• [DESCRIPTION OF THE TASK]:
Tally the lines that contain the string "network" and state that total without comment.

• [DATASET EXCERPTS]:
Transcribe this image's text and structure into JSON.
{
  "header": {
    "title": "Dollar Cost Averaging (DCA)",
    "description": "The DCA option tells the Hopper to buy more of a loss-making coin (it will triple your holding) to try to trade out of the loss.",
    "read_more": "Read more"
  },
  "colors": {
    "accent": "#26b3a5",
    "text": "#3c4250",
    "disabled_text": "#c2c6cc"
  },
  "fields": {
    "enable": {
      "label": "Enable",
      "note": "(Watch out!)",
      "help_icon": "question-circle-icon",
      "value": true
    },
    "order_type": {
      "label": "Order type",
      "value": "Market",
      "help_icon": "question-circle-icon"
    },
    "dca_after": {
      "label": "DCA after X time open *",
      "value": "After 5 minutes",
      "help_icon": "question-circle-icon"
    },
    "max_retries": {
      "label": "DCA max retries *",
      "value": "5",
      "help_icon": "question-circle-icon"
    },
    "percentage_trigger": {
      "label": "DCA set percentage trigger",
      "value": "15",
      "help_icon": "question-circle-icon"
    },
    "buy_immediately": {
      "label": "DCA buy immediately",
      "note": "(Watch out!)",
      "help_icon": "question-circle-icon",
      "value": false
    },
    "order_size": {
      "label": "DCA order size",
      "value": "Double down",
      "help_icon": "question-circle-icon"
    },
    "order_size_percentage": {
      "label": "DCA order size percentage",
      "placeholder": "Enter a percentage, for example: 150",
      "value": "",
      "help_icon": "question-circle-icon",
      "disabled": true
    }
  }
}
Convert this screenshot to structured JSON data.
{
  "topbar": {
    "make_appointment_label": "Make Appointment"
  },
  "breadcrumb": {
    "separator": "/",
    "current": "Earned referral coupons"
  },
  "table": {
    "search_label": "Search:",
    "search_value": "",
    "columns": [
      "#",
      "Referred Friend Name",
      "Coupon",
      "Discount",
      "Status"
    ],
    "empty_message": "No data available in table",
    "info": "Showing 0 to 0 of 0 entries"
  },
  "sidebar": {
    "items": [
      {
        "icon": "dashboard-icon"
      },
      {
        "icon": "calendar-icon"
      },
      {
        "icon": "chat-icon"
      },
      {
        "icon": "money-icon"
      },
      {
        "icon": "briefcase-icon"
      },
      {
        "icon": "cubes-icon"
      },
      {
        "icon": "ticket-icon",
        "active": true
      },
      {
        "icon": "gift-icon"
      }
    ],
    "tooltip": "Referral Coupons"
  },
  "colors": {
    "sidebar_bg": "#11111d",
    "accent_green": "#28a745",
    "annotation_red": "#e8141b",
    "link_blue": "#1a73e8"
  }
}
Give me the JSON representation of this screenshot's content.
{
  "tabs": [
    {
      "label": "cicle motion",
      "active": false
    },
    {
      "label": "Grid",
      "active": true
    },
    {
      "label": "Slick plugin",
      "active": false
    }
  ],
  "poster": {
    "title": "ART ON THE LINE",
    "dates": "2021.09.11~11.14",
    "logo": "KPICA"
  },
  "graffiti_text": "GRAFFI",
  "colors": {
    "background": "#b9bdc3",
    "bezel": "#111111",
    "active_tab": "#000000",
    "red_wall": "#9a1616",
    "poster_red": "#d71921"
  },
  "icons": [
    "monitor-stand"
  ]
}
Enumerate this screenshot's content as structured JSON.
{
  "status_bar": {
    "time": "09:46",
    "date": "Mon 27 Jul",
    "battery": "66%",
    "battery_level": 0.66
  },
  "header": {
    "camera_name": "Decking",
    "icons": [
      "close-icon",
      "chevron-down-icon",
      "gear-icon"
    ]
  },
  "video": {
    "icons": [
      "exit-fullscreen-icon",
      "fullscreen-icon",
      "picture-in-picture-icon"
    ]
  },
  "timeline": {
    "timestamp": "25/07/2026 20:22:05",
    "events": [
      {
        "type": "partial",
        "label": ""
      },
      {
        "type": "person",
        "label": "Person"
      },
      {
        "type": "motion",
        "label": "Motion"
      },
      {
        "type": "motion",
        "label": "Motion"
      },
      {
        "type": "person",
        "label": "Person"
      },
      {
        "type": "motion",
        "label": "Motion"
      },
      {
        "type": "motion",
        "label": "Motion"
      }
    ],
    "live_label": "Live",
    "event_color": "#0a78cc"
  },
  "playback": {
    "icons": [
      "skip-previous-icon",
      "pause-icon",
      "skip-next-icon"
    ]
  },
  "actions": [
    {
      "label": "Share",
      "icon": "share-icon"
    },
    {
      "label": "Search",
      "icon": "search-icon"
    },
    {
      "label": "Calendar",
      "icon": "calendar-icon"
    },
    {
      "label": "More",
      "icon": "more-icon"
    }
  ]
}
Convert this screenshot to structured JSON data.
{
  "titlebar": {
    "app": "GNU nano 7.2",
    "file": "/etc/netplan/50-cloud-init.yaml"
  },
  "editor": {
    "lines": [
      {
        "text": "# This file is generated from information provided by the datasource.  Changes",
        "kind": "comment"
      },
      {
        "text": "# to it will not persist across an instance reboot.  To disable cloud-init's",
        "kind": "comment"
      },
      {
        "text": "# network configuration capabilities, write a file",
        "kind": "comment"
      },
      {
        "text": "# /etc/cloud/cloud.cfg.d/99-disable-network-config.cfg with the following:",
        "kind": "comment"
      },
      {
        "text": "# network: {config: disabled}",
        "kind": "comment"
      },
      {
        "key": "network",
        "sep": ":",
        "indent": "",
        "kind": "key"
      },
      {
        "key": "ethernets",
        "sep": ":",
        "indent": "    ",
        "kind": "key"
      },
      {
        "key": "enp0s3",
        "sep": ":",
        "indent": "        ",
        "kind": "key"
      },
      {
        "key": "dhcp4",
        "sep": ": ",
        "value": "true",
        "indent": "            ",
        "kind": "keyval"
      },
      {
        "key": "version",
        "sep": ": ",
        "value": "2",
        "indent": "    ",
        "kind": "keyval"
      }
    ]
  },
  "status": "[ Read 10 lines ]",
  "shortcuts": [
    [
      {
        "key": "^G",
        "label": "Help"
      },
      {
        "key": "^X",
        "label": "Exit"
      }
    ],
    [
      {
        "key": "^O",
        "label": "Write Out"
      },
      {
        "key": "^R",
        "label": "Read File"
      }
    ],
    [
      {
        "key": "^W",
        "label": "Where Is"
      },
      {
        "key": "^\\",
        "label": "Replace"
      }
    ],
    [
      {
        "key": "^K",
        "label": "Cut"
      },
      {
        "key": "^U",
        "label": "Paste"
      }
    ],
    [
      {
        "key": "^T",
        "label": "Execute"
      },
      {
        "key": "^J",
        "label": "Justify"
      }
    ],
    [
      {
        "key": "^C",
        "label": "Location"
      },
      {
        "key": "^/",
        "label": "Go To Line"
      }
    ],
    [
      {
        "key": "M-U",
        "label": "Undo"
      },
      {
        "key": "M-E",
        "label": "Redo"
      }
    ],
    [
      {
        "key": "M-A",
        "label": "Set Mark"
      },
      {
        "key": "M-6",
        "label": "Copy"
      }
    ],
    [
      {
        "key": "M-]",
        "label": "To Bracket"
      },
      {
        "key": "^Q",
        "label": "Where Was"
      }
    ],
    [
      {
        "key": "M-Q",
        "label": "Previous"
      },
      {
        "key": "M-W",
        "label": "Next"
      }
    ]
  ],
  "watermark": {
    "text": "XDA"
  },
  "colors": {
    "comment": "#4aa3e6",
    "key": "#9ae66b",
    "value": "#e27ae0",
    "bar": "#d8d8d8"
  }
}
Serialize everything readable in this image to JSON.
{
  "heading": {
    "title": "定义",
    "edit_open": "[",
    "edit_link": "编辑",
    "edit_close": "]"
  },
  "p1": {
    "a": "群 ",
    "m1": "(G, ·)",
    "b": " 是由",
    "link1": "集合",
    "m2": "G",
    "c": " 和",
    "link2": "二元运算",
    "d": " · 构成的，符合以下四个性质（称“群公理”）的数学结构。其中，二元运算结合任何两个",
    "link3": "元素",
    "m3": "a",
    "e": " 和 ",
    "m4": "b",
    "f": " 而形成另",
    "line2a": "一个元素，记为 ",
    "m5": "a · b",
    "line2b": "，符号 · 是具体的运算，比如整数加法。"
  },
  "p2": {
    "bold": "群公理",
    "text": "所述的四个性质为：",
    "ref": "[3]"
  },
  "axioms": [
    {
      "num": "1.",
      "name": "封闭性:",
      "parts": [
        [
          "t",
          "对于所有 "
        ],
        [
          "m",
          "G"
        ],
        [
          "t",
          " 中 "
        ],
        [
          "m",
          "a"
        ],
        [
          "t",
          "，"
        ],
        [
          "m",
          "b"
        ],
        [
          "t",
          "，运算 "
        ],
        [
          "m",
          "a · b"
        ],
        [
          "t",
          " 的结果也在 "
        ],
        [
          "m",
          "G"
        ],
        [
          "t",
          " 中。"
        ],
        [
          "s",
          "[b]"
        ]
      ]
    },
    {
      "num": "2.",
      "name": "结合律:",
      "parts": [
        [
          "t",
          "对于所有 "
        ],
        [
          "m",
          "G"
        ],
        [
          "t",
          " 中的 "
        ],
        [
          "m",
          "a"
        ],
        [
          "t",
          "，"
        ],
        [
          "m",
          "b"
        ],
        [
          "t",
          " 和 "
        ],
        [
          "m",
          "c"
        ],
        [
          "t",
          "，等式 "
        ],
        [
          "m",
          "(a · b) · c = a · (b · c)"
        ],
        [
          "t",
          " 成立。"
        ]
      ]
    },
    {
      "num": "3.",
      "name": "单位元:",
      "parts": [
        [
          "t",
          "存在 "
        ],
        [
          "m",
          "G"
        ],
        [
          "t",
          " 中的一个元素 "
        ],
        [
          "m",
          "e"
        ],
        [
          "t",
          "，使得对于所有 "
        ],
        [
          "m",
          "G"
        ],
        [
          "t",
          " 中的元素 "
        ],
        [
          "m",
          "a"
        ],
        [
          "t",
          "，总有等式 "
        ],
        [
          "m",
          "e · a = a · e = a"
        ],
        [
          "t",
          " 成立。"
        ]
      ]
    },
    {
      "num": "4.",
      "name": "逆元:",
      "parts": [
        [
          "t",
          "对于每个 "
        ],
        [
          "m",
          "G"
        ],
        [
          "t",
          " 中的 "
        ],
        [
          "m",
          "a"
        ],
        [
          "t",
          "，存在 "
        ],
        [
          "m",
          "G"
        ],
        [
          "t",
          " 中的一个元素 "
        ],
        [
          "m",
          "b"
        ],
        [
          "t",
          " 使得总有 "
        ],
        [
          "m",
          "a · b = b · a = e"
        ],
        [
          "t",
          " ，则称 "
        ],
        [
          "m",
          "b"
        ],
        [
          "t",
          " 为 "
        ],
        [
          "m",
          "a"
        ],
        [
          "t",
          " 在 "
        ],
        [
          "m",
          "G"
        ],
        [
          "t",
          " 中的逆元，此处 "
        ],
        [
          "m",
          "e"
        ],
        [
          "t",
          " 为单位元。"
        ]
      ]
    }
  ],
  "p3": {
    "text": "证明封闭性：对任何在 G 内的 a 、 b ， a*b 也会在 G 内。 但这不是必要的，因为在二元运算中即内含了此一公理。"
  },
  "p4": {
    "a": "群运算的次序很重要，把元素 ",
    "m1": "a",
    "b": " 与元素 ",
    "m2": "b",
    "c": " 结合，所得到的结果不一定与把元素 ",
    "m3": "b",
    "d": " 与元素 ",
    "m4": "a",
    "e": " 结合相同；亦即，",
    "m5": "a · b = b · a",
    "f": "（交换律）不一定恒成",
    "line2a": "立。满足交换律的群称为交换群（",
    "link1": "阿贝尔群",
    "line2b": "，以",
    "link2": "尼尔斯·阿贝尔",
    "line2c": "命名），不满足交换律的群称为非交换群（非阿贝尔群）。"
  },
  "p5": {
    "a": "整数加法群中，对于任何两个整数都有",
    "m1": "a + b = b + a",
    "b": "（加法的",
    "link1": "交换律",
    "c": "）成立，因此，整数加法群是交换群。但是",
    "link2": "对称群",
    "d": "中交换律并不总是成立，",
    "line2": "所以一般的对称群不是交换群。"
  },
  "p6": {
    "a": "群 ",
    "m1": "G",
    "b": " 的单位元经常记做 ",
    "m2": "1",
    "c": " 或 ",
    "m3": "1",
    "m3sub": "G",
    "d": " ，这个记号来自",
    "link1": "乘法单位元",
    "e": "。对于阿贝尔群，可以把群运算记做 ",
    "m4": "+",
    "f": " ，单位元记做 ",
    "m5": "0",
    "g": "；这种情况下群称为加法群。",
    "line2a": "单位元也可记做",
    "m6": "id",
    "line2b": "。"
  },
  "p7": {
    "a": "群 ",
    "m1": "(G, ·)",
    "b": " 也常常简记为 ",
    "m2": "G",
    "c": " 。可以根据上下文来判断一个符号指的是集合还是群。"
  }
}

• [TASK RESULT]:
4